#### Data records ####
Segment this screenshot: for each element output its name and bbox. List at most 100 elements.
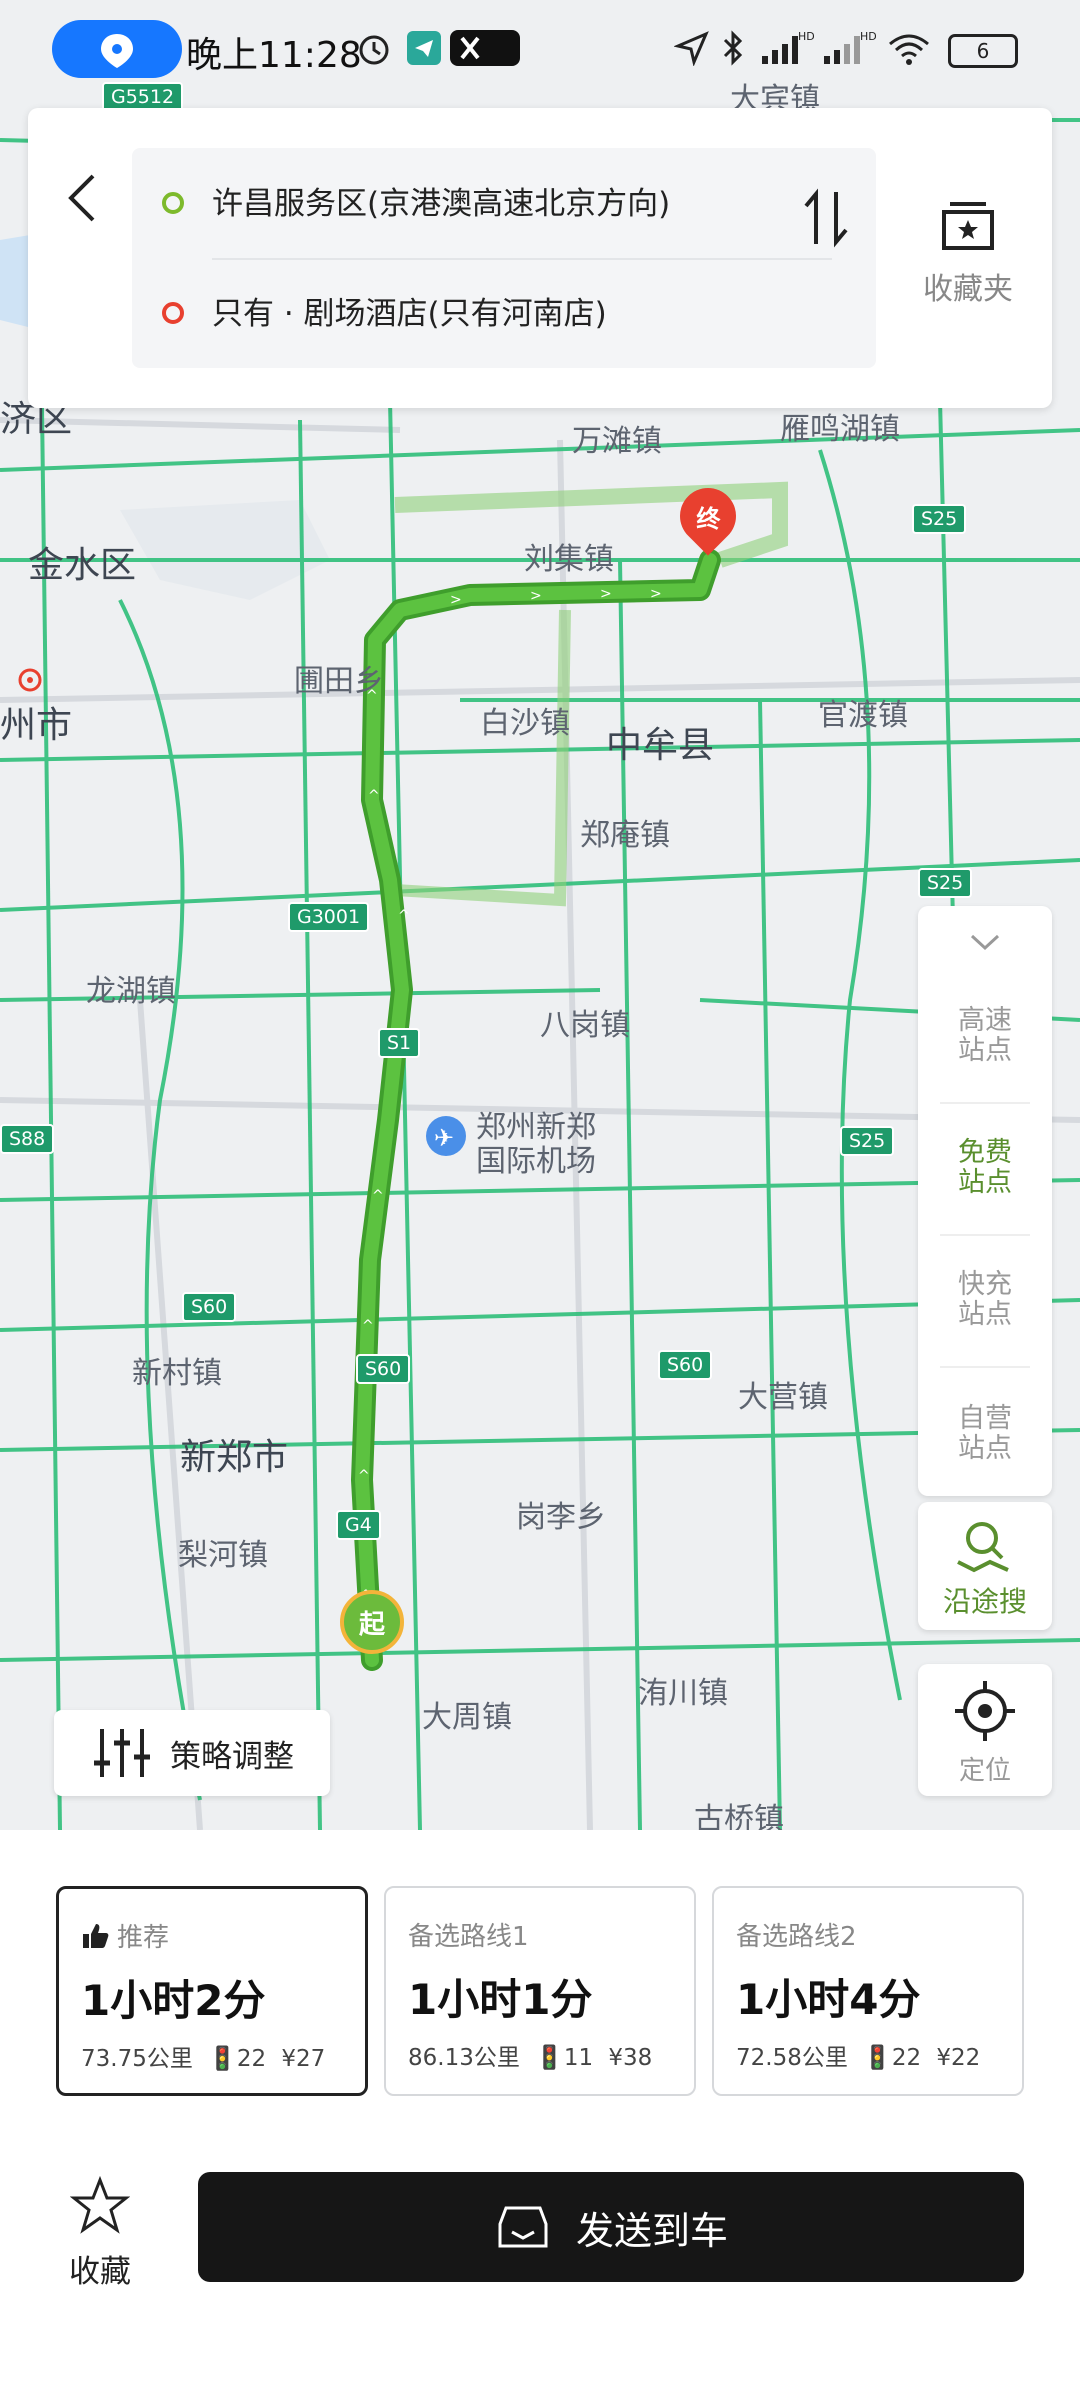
road-shield-g4: G4 xyxy=(336,1510,381,1540)
map-label-bagang: 八岗镇 xyxy=(540,1008,630,1043)
road-shield-s60: S60 xyxy=(182,1292,237,1322)
route-option-alt1[interactable]: 备选路线1 1小时1分 86.13公里 🚦11 ¥38 xyxy=(384,1886,696,2096)
svg-text:^: ^ xyxy=(358,1468,370,1484)
side-item-free-station[interactable]: 免费 站点 xyxy=(940,1138,1030,1198)
map-label-guandu: 官渡镇 xyxy=(818,698,908,733)
svg-text:>: > xyxy=(600,586,612,602)
route-toll: ¥38 xyxy=(608,2045,653,2071)
side-item-line1: 高速 xyxy=(958,1005,1012,1036)
map-label-dayingzhen: 大营镇 xyxy=(738,1380,828,1415)
road-shield-s25: S25 xyxy=(912,504,967,534)
favorite-label: 收藏 xyxy=(69,2254,131,2290)
wifi-icon xyxy=(884,24,934,72)
send-to-car-label: 发送到车 xyxy=(575,2208,728,2253)
swap-button[interactable] xyxy=(786,168,866,268)
map-label-ganglixiang: 岗李乡 xyxy=(516,1500,606,1535)
route-toll: ¥27 xyxy=(281,2046,326,2072)
sliders-icon xyxy=(94,1729,150,1777)
route-option-alt2[interactable]: 备选路线2 1小时4分 72.58公里 🚦22 ¥22 xyxy=(712,1886,1024,2096)
destination-dot-icon xyxy=(162,302,184,324)
signal-hd2-icon: HD xyxy=(818,24,878,72)
side-item-line1: 自营 xyxy=(958,1403,1012,1434)
map-label-zhongmou: 中牟县 xyxy=(606,725,715,766)
location-pill-icon[interactable] xyxy=(52,20,182,78)
swap-arrows-icon xyxy=(804,188,848,248)
route-toll: ¥22 xyxy=(936,2045,981,2071)
alarm-icon xyxy=(352,24,396,72)
status-time: 晚上11:28 xyxy=(186,35,362,76)
battery-icon: 6 xyxy=(948,34,1018,68)
svg-text:^: ^ xyxy=(362,1318,374,1334)
map-label-longhu: 龙湖镇 xyxy=(86,974,176,1009)
start-marker: 起 xyxy=(340,1590,404,1654)
map-label-xincun: 新村镇 xyxy=(132,1356,222,1391)
route-option-label: 备选路线2 xyxy=(736,1922,857,1952)
send-to-car-button[interactable]: 发送到车 xyxy=(198,2172,1024,2282)
locate-button[interactable]: 定位 xyxy=(918,1664,1052,1796)
road-shield-s1: S1 xyxy=(378,1028,421,1058)
route-traffic-lights: 11 xyxy=(563,2045,594,2071)
folder-star-icon xyxy=(942,202,994,250)
car-send-icon xyxy=(498,2206,548,2248)
x-app-icon xyxy=(450,24,520,72)
side-item-fast-charge-station[interactable]: 快充 站点 xyxy=(940,1270,1030,1330)
map-label-putian: 圃田乡 xyxy=(294,664,384,699)
status-bar: 晚上11:28 HD HD 6 xyxy=(0,0,1080,100)
map-label-liuji: 刘集镇 xyxy=(524,542,614,577)
route-option-meta: 73.75公里 🚦22 ¥27 xyxy=(81,2039,325,2073)
route-traffic-lights: 22 xyxy=(236,2046,267,2072)
traffic-light-icon: 🚦 xyxy=(535,2045,564,2071)
thumbs-up-icon xyxy=(83,1923,109,1948)
svg-text:>: > xyxy=(530,588,542,604)
side-divider xyxy=(940,1366,1030,1368)
route-option-label: 备选路线1 xyxy=(408,1922,529,1952)
svg-text:^: ^ xyxy=(372,1188,384,1204)
map-label-zhengzhou: 州市 xyxy=(0,705,73,746)
star-icon xyxy=(69,2175,131,2234)
side-item-self-operated-station[interactable]: 自营 站点 xyxy=(940,1404,1030,1464)
road-shield-g3001: G3001 xyxy=(288,902,370,932)
map-label-xinzheng: 新郑市 xyxy=(180,1437,289,1478)
traffic-light-icon: 🚦 xyxy=(863,2045,892,2071)
strategy-adjust-button[interactable]: 策略调整 xyxy=(54,1710,330,1796)
route-fields: 许昌服务区(京港澳高速北京方向) 只有 · 剧场酒店(只有河南店) xyxy=(132,148,876,368)
destination-field[interactable]: 只有 · 剧场酒店(只有河南店) xyxy=(132,258,876,368)
back-button[interactable] xyxy=(48,158,118,238)
map-label-airport-line2: 国际机场 xyxy=(476,1144,596,1179)
side-item-line1: 快充 xyxy=(958,1269,1012,1300)
road-shield-s25: S25 xyxy=(918,868,973,898)
route-options-sheet: 推荐 1小时2分 73.75公里 🚦22 ¥27 备选路线1 1小时1分 86.… xyxy=(0,1830,1080,2400)
side-item-line2: 站点 xyxy=(958,1299,1012,1330)
collapse-button[interactable] xyxy=(958,922,1012,962)
map-label-zhengan: 郑庵镇 xyxy=(580,818,670,853)
side-item-line1: 免费 xyxy=(958,1137,1012,1168)
navigation-arrow-icon xyxy=(672,24,712,72)
route-option-label-wrap: 推荐 xyxy=(81,1917,169,1954)
svg-text:>: > xyxy=(450,592,462,608)
svg-text:HD: HD xyxy=(798,30,814,43)
strategy-adjust-label: 策略调整 xyxy=(170,1738,294,1775)
destination-text: 只有 · 剧场酒店(只有河南店) xyxy=(212,296,607,332)
route-traffic-lights: 22 xyxy=(891,2045,922,2071)
side-filter-panel: 高速 站点 免费 站点 快充 站点 自营 站点 xyxy=(918,906,1052,1496)
side-item-line2: 站点 xyxy=(958,1035,1012,1066)
locate-label: 定位 xyxy=(958,1756,1011,1786)
favorite-button[interactable]: 收藏 xyxy=(60,2175,140,2290)
bluetooth-icon xyxy=(718,24,748,72)
route-option-duration: 1小时1分 xyxy=(408,1975,593,2024)
route-option-recommended[interactable]: 推荐 1小时2分 73.75公里 🚦22 ¥27 xyxy=(56,1886,368,2096)
traffic-light-icon: 🚦 xyxy=(208,2046,237,2072)
signal-hd-icon: HD xyxy=(756,24,816,72)
route-option-meta: 72.58公里 🚦22 ¥22 xyxy=(736,2038,980,2072)
map-label-weichuan: 洧川镇 xyxy=(638,1676,728,1711)
origin-field[interactable]: 许昌服务区(京港澳高速北京方向) xyxy=(132,148,876,258)
side-item-highway-station[interactable]: 高速 站点 xyxy=(940,1006,1030,1066)
crosshair-icon xyxy=(955,1681,1015,1741)
road-shield-s60: S60 xyxy=(356,1354,411,1384)
chevron-down-icon xyxy=(970,934,1000,951)
route-distance: 72.58公里 xyxy=(736,2045,848,2071)
end-marker-label: 终 xyxy=(696,504,720,533)
origin-dot-icon xyxy=(162,192,184,214)
favorites-folder-button[interactable]: 收藏夹 xyxy=(908,198,1028,338)
along-route-search-button[interactable]: 沿途搜 xyxy=(918,1502,1052,1630)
####
> _Your goal_:
Copy every line above verbatim, omitting the pictures.

> _Response to the exercise_:
Segment this screenshot: for each element output its name and bbox. List at most 100 elements.
road-shield-g4: G4 xyxy=(336,1510,381,1540)
map-label-bagang: 八岗镇 xyxy=(540,1008,630,1043)
road-shield-s60: S60 xyxy=(182,1292,237,1322)
route-option-alt1[interactable]: 备选路线1 1小时1分 86.13公里 🚦11 ¥38 xyxy=(384,1886,696,2096)
svg-text:^: ^ xyxy=(358,1468,370,1484)
side-item-free-station[interactable]: 免费 站点 xyxy=(940,1138,1030,1198)
map-label-guandu: 官渡镇 xyxy=(818,698,908,733)
svg-text:>: > xyxy=(600,586,612,602)
route-toll: ¥38 xyxy=(608,2045,653,2071)
side-item-line1: 高速 xyxy=(958,1005,1012,1036)
map-label-dayingzhen: 大营镇 xyxy=(738,1380,828,1415)
road-shield-s25: S25 xyxy=(912,504,967,534)
favorite-label: 收藏 xyxy=(69,2254,131,2290)
wifi-icon xyxy=(884,24,934,72)
send-to-car-label: 发送到车 xyxy=(575,2208,728,2253)
swap-button[interactable] xyxy=(786,168,866,268)
map-label-ganglixiang: 岗李乡 xyxy=(516,1500,606,1535)
route-toll: ¥27 xyxy=(281,2046,326,2072)
sliders-icon xyxy=(94,1729,150,1777)
route-option-alt2[interactable]: 备选路线2 1小时4分 72.58公里 🚦22 ¥22 xyxy=(712,1886,1024,2096)
destination-dot-icon xyxy=(162,302,184,324)
signal-hd2-icon: HD xyxy=(818,24,878,72)
side-item-line1: 自营 xyxy=(958,1403,1012,1434)
map-label-zhongmou: 中牟县 xyxy=(606,725,715,766)
location-pill-icon[interactable] xyxy=(52,20,182,78)
swap-arrows-icon xyxy=(804,188,848,248)
route-toll: ¥22 xyxy=(936,2045,981,2071)
alarm-icon xyxy=(352,24,396,72)
status-time: 晚上11:28 xyxy=(186,35,362,76)
battery-icon: 6 xyxy=(948,34,1018,68)
svg-text:^: ^ xyxy=(362,1318,374,1334)
map-label-longhu: 龙湖镇 xyxy=(86,974,176,1009)
start-marker: 起 xyxy=(340,1590,404,1654)
map-label-xincun: 新村镇 xyxy=(132,1356,222,1391)
route-option-label: 备选路线2 xyxy=(736,1922,857,1952)
send-to-car-button[interactable]: 发送到车 xyxy=(198,2172,1024,2282)
locate-button[interactable]: 定位 xyxy=(918,1664,1052,1796)
road-shield-s1: S1 xyxy=(378,1028,421,1058)
route-traffic-lights: 11 xyxy=(563,2045,594,2071)
folder-star-icon xyxy=(942,202,994,250)
car-send-icon xyxy=(498,2206,548,2248)
x-app-icon xyxy=(450,24,520,72)
side-item-fast-charge-station[interactable]: 快充 站点 xyxy=(940,1270,1030,1330)
map-label-putian: 圃田乡 xyxy=(294,664,384,699)
status-bar: 晚上11:28 HD HD 6 xyxy=(0,0,1080,100)
map-label-liuji: 刘集镇 xyxy=(524,542,614,577)
route-option-meta: 73.75公里 🚦22 ¥27 xyxy=(81,2039,325,2073)
route-traffic-lights: 22 xyxy=(236,2046,267,2072)
traffic-light-icon: 🚦 xyxy=(535,2045,564,2071)
thumbs-up-icon xyxy=(83,1923,109,1948)
svg-text:>: > xyxy=(530,588,542,604)
side-divider xyxy=(940,1366,1030,1368)
route-option-label: 备选路线1 xyxy=(408,1922,529,1952)
svg-text:^: ^ xyxy=(372,1188,384,1204)
map-label-zhengzhou: 州市 xyxy=(0,705,73,746)
star-icon xyxy=(69,2175,131,2234)
side-item-self-operated-station[interactable]: 自营 站点 xyxy=(940,1404,1030,1464)
road-shield-g3001: G3001 xyxy=(288,902,370,932)
map-label-xinzheng: 新郑市 xyxy=(180,1437,289,1478)
traffic-light-icon: 🚦 xyxy=(863,2045,892,2071)
strategy-adjust-button[interactable]: 策略调整 xyxy=(54,1710,330,1796)
route-fields: 许昌服务区(京港澳高速北京方向) 只有 · 剧场酒店(只有河南店) xyxy=(132,148,876,368)
destination-field[interactable]: 只有 · 剧场酒店(只有河南店) xyxy=(132,258,876,368)
back-button[interactable] xyxy=(48,158,118,238)
map-label-airport-line2: 国际机场 xyxy=(476,1144,596,1179)
side-item-line1: 快充 xyxy=(958,1269,1012,1300)
road-shield-s25: S25 xyxy=(918,868,973,898)
route-options-sheet: 推荐 1小时2分 73.75公里 🚦22 ¥27 备选路线1 1小时1分 86.… xyxy=(0,1830,1080,2400)
side-item-line2: 站点 xyxy=(958,1299,1012,1330)
collapse-button[interactable] xyxy=(958,922,1012,962)
map-label-zhengan: 郑庵镇 xyxy=(580,818,670,853)
side-item-line1: 免费 xyxy=(958,1137,1012,1168)
navigation-arrow-icon xyxy=(672,24,712,72)
route-option-label-wrap: 推荐 xyxy=(81,1917,169,1954)
svg-text:>: > xyxy=(450,592,462,608)
svg-text:HD: HD xyxy=(798,30,814,43)
strategy-adjust-label: 策略调整 xyxy=(170,1738,294,1775)
destination-text: 只有 · 剧场酒店(只有河南店) xyxy=(212,296,607,332)
route-traffic-lights: 22 xyxy=(891,2045,922,2071)
side-filter-panel: 高速 站点 免费 站点 快充 站点 自营 站点 xyxy=(918,906,1052,1496)
side-item-line2: 站点 xyxy=(958,1035,1012,1066)
locate-label: 定位 xyxy=(958,1756,1011,1786)
favorite-button[interactable]: 收藏 xyxy=(60,2175,140,2290)
bluetooth-icon xyxy=(718,24,748,72)
route-option-duration: 1小时1分 xyxy=(408,1975,593,2024)
route-option-recommended[interactable]: 推荐 1小时2分 73.75公里 🚦22 ¥27 xyxy=(56,1886,368,2096)
traffic-light-icon: 🚦 xyxy=(208,2046,237,2072)
signal-hd-icon: HD xyxy=(756,24,816,72)
route-option-meta: 72.58公里 🚦22 ¥22 xyxy=(736,2038,980,2072)
map-label-weichuan: 洧川镇 xyxy=(638,1676,728,1711)
origin-field[interactable]: 许昌服务区(京港澳高速北京方向) xyxy=(132,148,876,258)
side-item-highway-station[interactable]: 高速 站点 xyxy=(940,1006,1030,1066)
crosshair-icon xyxy=(955,1681,1015,1741)
road-shield-s60: S60 xyxy=(356,1354,411,1384)
chevron-down-icon xyxy=(970,934,1000,951)
route-distance: 72.58公里 xyxy=(736,2045,848,2071)
end-marker-label: 终 xyxy=(696,504,720,533)
origin-dot-icon xyxy=(162,192,184,214)
favorites-folder-button[interactable]: 收藏夹 xyxy=(908,198,1028,338)
along-route-search-button[interactable]: 沿途搜 xyxy=(918,1502,1052,1630)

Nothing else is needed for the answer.